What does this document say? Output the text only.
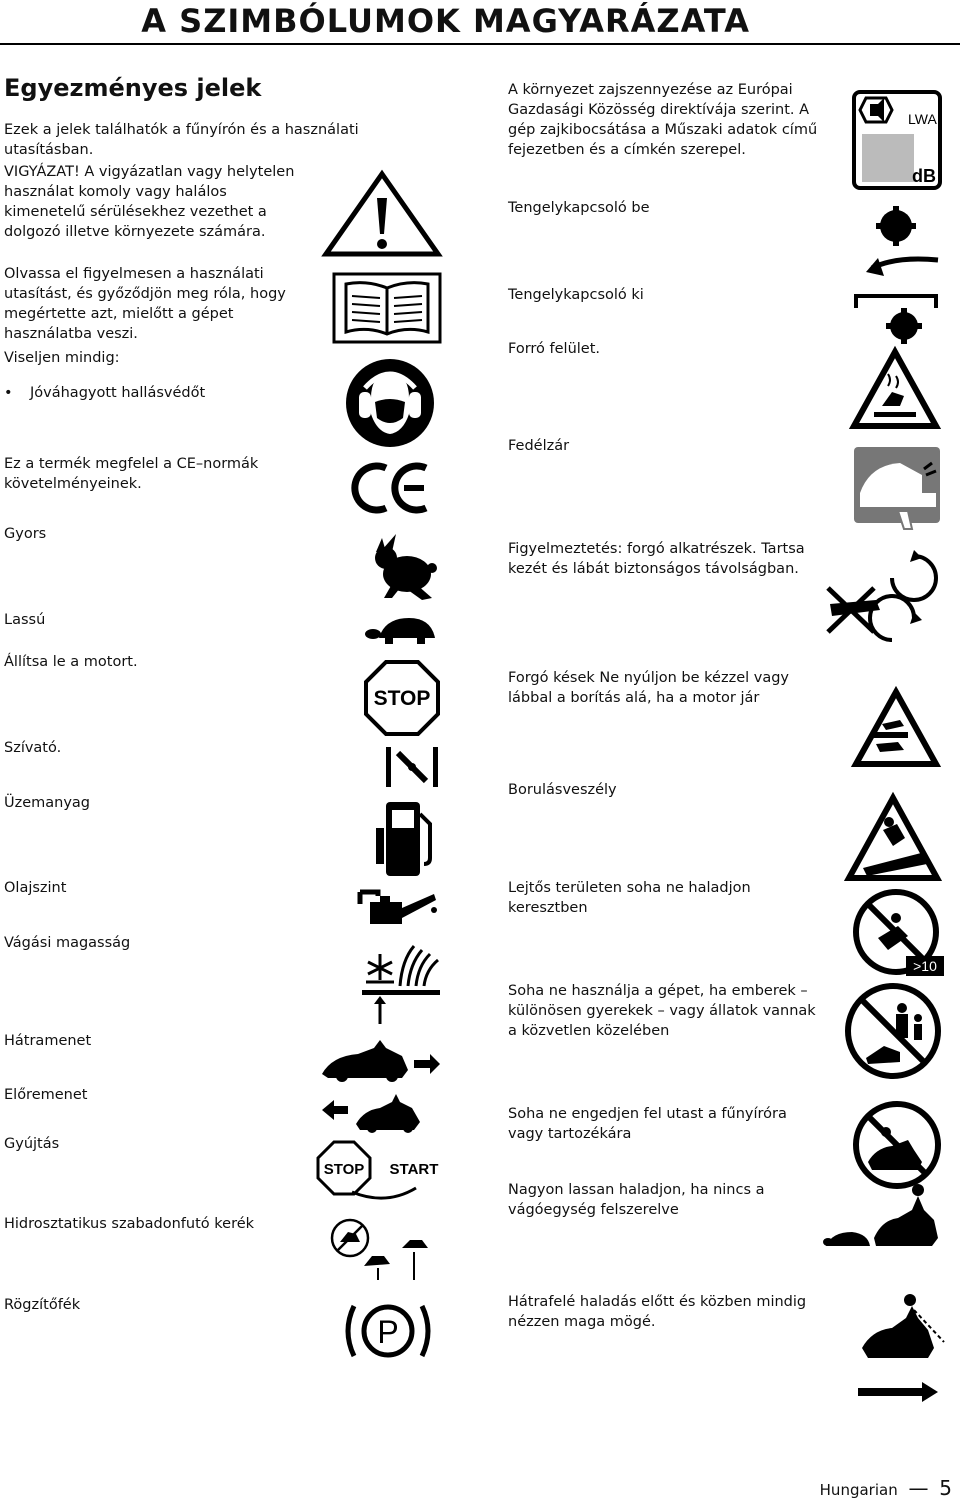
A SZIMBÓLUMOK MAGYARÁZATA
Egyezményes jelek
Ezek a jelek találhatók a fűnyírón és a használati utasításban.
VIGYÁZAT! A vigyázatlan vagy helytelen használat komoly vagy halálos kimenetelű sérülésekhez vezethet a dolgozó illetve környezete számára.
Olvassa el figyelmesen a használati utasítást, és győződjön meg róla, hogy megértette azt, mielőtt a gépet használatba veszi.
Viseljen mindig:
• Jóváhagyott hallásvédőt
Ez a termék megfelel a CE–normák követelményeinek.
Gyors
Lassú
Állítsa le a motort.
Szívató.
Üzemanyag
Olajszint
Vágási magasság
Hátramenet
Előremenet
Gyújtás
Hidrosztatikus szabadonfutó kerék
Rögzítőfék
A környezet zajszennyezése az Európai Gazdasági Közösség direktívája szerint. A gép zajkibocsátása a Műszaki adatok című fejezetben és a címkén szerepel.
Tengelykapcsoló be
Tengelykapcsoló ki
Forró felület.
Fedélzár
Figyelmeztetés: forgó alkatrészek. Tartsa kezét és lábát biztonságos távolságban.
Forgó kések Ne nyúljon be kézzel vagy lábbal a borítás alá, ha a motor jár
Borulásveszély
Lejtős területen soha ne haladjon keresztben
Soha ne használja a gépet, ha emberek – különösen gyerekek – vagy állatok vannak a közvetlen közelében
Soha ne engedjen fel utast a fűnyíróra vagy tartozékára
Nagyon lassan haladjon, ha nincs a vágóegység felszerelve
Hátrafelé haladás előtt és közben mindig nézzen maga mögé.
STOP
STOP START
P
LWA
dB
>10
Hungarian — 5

◆ DO THIS:
Go through the listing above and list every line that has the word "jelek".

◆ COMPLETED EXERCISE:
Egyezményes jelek
Ezek a jelek találhatók a fűnyírón és a használati utasításban.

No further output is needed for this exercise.